## Task
Gather up all lines that carry the word "favicon".

[Extracted data entries]
[START]

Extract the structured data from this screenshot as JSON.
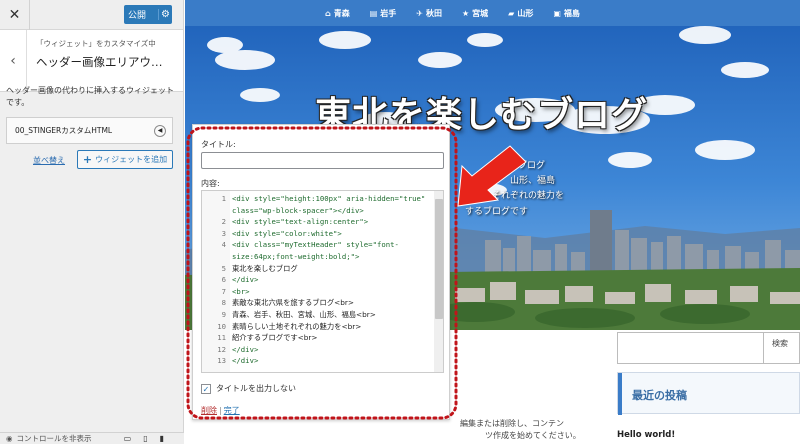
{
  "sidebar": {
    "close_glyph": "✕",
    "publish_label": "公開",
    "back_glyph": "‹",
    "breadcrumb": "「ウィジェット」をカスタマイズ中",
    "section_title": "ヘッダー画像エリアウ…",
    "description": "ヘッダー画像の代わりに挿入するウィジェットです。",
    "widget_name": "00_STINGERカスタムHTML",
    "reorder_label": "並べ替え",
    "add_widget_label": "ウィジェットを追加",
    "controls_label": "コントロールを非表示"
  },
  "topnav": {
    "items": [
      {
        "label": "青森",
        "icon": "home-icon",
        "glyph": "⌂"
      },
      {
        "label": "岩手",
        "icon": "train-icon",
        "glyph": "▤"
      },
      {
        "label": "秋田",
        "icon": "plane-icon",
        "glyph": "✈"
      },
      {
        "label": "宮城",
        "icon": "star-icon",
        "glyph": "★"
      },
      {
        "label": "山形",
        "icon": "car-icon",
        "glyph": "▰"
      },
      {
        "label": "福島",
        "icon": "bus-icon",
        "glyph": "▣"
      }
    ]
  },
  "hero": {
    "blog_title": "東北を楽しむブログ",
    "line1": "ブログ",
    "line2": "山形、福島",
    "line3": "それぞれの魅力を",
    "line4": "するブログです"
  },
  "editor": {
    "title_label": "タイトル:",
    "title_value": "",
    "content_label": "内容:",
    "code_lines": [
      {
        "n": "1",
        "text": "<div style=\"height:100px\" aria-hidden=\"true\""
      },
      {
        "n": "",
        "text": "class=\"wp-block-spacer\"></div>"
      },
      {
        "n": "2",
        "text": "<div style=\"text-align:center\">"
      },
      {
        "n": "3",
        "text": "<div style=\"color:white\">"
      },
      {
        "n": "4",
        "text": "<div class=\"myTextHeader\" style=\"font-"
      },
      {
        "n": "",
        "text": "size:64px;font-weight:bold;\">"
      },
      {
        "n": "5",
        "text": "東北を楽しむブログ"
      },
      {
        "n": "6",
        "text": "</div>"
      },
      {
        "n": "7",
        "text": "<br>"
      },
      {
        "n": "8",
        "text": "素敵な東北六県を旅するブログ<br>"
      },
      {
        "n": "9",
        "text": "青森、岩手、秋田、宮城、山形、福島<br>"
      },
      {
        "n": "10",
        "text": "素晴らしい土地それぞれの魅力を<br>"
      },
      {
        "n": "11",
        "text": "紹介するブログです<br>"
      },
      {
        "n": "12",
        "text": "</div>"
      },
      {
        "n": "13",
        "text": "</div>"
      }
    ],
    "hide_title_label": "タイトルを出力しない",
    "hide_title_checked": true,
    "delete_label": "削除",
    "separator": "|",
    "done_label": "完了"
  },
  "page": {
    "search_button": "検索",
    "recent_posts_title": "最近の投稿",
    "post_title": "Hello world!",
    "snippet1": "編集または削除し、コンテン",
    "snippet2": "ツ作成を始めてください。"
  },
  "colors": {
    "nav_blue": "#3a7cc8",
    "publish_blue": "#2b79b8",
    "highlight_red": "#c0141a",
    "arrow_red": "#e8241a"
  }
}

[END]
[START]

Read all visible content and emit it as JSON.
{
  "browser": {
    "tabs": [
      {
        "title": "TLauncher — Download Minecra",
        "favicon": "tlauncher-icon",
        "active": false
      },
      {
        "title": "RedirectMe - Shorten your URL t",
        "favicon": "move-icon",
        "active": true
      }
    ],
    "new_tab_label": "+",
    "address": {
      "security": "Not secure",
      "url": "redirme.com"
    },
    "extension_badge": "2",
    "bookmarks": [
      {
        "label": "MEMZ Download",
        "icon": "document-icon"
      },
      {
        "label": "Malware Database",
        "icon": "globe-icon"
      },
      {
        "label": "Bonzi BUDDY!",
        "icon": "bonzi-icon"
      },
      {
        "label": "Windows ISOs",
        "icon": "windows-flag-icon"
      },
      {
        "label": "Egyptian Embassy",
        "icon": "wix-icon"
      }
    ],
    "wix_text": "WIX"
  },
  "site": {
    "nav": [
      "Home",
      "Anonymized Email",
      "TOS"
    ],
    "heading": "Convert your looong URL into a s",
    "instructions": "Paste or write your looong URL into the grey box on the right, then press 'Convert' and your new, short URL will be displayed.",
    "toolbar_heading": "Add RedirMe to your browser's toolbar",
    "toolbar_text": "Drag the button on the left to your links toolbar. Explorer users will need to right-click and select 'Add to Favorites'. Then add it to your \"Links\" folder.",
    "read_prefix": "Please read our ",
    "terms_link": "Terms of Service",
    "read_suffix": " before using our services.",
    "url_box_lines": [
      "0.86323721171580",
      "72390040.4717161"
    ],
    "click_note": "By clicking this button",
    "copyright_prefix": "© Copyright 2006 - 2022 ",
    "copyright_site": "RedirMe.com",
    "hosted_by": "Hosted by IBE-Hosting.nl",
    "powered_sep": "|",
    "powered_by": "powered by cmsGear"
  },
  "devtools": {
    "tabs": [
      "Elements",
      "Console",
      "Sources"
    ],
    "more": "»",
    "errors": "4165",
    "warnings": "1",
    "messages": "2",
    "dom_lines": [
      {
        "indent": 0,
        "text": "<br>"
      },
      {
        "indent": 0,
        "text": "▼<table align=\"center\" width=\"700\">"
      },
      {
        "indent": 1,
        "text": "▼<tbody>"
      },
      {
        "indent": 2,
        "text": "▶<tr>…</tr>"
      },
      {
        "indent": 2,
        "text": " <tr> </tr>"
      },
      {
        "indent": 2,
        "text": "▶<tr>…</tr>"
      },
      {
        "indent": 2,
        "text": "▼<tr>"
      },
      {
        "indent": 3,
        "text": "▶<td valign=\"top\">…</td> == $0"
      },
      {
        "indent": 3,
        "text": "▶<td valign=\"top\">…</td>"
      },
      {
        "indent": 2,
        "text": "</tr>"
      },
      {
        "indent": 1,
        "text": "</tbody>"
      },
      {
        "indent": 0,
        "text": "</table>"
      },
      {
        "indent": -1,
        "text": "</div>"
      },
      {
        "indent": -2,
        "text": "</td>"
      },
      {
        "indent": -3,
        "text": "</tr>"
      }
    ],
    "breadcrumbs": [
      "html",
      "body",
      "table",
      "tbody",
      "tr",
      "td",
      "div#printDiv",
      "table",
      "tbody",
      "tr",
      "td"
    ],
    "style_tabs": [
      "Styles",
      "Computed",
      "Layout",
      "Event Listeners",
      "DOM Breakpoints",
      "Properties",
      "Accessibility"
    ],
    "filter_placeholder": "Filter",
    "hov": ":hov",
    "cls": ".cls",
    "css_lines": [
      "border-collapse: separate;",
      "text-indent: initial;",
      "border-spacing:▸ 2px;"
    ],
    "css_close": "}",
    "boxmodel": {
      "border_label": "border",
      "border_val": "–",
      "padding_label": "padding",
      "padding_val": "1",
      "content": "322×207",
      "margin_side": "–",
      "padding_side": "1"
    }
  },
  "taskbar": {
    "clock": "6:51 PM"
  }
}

[END]

## Solution
        "favicon": "tlauncher-icon",
        "favicon": "move-icon",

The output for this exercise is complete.